◆ **Do this**:
Restate the records below word for word.

◆ **Provided data**:
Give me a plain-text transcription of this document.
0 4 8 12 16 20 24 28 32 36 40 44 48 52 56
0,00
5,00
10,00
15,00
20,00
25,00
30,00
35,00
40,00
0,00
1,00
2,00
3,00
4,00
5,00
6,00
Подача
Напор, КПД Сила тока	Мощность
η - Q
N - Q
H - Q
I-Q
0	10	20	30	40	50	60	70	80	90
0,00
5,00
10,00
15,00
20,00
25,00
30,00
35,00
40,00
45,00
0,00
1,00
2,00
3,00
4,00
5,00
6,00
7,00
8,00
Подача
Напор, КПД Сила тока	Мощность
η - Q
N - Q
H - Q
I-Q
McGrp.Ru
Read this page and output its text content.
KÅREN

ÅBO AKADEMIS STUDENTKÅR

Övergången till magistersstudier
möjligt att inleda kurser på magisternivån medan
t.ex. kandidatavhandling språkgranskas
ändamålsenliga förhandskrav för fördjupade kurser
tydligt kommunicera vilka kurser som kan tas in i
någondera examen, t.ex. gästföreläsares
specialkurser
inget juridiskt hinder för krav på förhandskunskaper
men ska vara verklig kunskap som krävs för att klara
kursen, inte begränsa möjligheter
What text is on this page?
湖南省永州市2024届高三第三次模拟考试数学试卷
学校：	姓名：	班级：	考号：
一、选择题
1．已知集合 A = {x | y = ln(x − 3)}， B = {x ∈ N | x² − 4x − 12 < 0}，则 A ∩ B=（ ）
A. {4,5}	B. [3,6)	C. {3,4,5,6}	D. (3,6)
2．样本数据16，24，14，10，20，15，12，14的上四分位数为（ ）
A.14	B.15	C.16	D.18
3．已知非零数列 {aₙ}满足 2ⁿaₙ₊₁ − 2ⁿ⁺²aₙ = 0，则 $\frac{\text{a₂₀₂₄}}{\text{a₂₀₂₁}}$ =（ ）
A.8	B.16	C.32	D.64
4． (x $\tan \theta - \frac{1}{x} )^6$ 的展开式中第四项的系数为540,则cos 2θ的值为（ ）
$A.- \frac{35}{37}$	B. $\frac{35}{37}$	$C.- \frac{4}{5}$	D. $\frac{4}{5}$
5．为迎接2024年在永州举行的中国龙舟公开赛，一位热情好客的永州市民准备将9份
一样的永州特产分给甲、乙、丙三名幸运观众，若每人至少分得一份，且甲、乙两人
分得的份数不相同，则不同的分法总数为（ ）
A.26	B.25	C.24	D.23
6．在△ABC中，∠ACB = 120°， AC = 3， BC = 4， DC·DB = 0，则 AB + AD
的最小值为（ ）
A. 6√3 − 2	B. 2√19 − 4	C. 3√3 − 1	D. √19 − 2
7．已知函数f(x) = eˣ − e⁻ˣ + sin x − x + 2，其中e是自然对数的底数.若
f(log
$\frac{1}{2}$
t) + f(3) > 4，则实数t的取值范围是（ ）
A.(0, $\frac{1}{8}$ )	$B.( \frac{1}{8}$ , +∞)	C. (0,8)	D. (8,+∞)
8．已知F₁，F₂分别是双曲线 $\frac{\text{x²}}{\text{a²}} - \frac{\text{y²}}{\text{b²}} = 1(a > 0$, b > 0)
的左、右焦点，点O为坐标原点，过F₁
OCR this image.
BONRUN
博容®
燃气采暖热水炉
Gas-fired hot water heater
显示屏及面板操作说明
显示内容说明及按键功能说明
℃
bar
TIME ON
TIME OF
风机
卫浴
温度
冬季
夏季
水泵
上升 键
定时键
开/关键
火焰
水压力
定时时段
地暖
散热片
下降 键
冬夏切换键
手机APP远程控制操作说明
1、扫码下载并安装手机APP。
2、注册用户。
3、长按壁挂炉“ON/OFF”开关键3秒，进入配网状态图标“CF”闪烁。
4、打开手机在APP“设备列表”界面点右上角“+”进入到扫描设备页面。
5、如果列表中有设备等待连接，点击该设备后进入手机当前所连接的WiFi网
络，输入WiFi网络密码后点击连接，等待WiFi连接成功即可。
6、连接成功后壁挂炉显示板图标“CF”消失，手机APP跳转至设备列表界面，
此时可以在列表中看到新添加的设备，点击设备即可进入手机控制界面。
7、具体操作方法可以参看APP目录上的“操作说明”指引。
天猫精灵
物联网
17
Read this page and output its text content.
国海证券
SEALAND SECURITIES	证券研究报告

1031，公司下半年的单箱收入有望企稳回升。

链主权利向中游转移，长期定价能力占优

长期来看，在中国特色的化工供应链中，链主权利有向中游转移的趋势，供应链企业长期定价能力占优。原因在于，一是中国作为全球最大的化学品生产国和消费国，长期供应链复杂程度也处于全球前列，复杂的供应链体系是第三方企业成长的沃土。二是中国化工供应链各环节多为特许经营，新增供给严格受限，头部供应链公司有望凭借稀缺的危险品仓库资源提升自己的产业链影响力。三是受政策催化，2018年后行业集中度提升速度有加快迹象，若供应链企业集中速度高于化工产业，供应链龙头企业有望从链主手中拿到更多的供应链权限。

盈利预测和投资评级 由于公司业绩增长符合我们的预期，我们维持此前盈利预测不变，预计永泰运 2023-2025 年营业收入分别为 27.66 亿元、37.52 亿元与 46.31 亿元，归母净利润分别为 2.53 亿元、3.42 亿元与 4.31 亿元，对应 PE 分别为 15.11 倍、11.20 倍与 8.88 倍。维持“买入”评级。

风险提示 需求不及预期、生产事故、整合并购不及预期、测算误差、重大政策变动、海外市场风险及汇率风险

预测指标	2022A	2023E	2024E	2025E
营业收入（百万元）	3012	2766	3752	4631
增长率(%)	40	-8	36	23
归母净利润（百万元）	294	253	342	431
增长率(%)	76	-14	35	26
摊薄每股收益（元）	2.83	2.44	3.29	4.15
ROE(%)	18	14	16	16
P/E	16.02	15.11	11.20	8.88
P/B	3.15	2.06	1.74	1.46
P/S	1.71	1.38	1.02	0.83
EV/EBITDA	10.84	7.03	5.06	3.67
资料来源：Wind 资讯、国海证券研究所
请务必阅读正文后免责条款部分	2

◆ **Correct answer**:
Give me a plain-text transcription of this document.
0 4 8 12 16 20 24 28 32 36 40 44 48 52 56
0,00
5,00
10,00
15,00
20,00
25,00
30,00
35,00
40,00
0,00
1,00
2,00
3,00
4,00
5,00
6,00
Подача
Напор, КПД Сила тока	Мощность
η - Q
N - Q
H - Q
I-Q
0	10	20	30	40	50	60	70	80	90
0,00
5,00
10,00
15,00
20,00
25,00
30,00
35,00
40,00
45,00
0,00
1,00
2,00
3,00
4,00
5,00
6,00
7,00
8,00
Подача
Напор, КПД Сила тока	Мощность
η - Q
N - Q
H - Q
I-Q
McGrp.Ru
Read this page and output its text content.
KÅREN

ÅBO AKADEMIS STUDENTKÅR

Övergången till magistersstudier
möjligt att inleda kurser på magisternivån medan
t.ex. kandidatavhandling språkgranskas
ändamålsenliga förhandskrav för fördjupade kurser
tydligt kommunicera vilka kurser som kan tas in i
någondera examen, t.ex. gästföreläsares
specialkurser
inget juridiskt hinder för krav på förhandskunskaper
men ska vara verklig kunskap som krävs för att klara
kursen, inte begränsa möjligheter
What text is on this page?
湖南省永州市2024届高三第三次模拟考试数学试卷
学校：	姓名：	班级：	考号：
一、选择题
1．已知集合 A = {x | y = ln(x − 3)}， B = {x ∈ N | x² − 4x − 12 < 0}，则 A ∩ B=（ ）
A. {4,5}	B. [3,6)	C. {3,4,5,6}	D. (3,6)
2．样本数据16，24，14，10，20，15，12，14的上四分位数为（ ）
A.14	B.15	C.16	D.18
3．已知非零数列 {aₙ}满足 2ⁿaₙ₊₁ − 2ⁿ⁺²aₙ = 0，则 $\frac{\text{a₂₀₂₄}}{\text{a₂₀₂₁}}$ =（ ）
A.8	B.16	C.32	D.64
4． (x $\tan \theta - \frac{1}{x} )^6$ 的展开式中第四项的系数为540,则cos 2θ的值为（ ）
$A.- \frac{35}{37}$	B. $\frac{35}{37}$	$C.- \frac{4}{5}$	D. $\frac{4}{5}$
5．为迎接2024年在永州举行的中国龙舟公开赛，一位热情好客的永州市民准备将9份
一样的永州特产分给甲、乙、丙三名幸运观众，若每人至少分得一份，且甲、乙两人
分得的份数不相同，则不同的分法总数为（ ）
A.26	B.25	C.24	D.23
6．在△ABC中，∠ACB = 120°， AC = 3， BC = 4， DC·DB = 0，则 AB + AD
的最小值为（ ）
A. 6√3 − 2	B. 2√19 − 4	C. 3√3 − 1	D. √19 − 2
7．已知函数f(x) = eˣ − e⁻ˣ + sin x − x + 2，其中e是自然对数的底数.若
f(log
$\frac{1}{2}$
t) + f(3) > 4，则实数t的取值范围是（ ）
A.(0, $\frac{1}{8}$ )	$B.( \frac{1}{8}$ , +∞)	C. (0,8)	D. (8,+∞)
8．已知F₁，F₂分别是双曲线 $\frac{\text{x²}}{\text{a²}} - \frac{\text{y²}}{\text{b²}} = 1(a > 0$, b > 0)
的左、右焦点，点O为坐标原点，过F₁
OCR this image.
BONRUN
博容®
燃气采暖热水炉
Gas-fired hot water heater
显示屏及面板操作说明
显示内容说明及按键功能说明
℃
bar
TIME ON
TIME OF
风机
卫浴
温度
冬季
夏季
水泵
上升 键
定时键
开/关键
火焰
水压力
定时时段
地暖
散热片
下降 键
冬夏切换键
手机APP远程控制操作说明
1、扫码下载并安装手机APP。
2、注册用户。
3、长按壁挂炉“ON/OFF”开关键3秒，进入配网状态图标“CF”闪烁。
4、打开手机在APP“设备列表”界面点右上角“+”进入到扫描设备页面。
5、如果列表中有设备等待连接，点击该设备后进入手机当前所连接的WiFi网
络，输入WiFi网络密码后点击连接，等待WiFi连接成功即可。
6、连接成功后壁挂炉显示板图标“CF”消失，手机APP跳转至设备列表界面，
此时可以在列表中看到新添加的设备，点击设备即可进入手机控制界面。
7、具体操作方法可以参看APP目录上的“操作说明”指引。
天猫精灵
物联网
17
Read this page and output its text content.
国海证券
SEALAND SECURITIES	证券研究报告

1031，公司下半年的单箱收入有望企稳回升。

链主权利向中游转移，长期定价能力占优

长期来看，在中国特色的化工供应链中，链主权利有向中游转移的趋势，供应链企业长期定价能力占优。原因在于，一是中国作为全球最大的化学品生产国和消费国，长期供应链复杂程度也处于全球前列，复杂的供应链体系是第三方企业成长的沃土。二是中国化工供应链各环节多为特许经营，新增供给严格受限，头部供应链公司有望凭借稀缺的危险品仓库资源提升自己的产业链影响力。三是受政策催化，2018年后行业集中度提升速度有加快迹象，若供应链企业集中速度高于化工产业，供应链龙头企业有望从链主手中拿到更多的供应链权限。

盈利预测和投资评级 由于公司业绩增长符合我们的预期，我们维持此前盈利预测不变，预计永泰运 2023-2025 年营业收入分别为 27.66 亿元、37.52 亿元与 46.31 亿元，归母净利润分别为 2.53 亿元、3.42 亿元与 4.31 亿元，对应 PE 分别为 15.11 倍、11.20 倍与 8.88 倍。维持“买入”评级。

风险提示 需求不及预期、生产事故、整合并购不及预期、测算误差、重大政策变动、海外市场风险及汇率风险

预测指标	2022A	2023E	2024E	2025E
营业收入（百万元）	3012	2766	3752	4631
增长率(%)	40	-8	36	23
归母净利润（百万元）	294	253	342	431
增长率(%)	76	-14	35	26
摊薄每股收益（元）	2.83	2.44	3.29	4.15
ROE(%)	18	14	16	16
P/E	16.02	15.11	11.20	8.88
P/B	3.15	2.06	1.74	1.46
P/S	1.71	1.38	1.02	0.83
EV/EBITDA	10.84	7.03	5.06	3.67
资料来源：Wind 资讯、国海证券研究所
请务必阅读正文后免责条款部分	2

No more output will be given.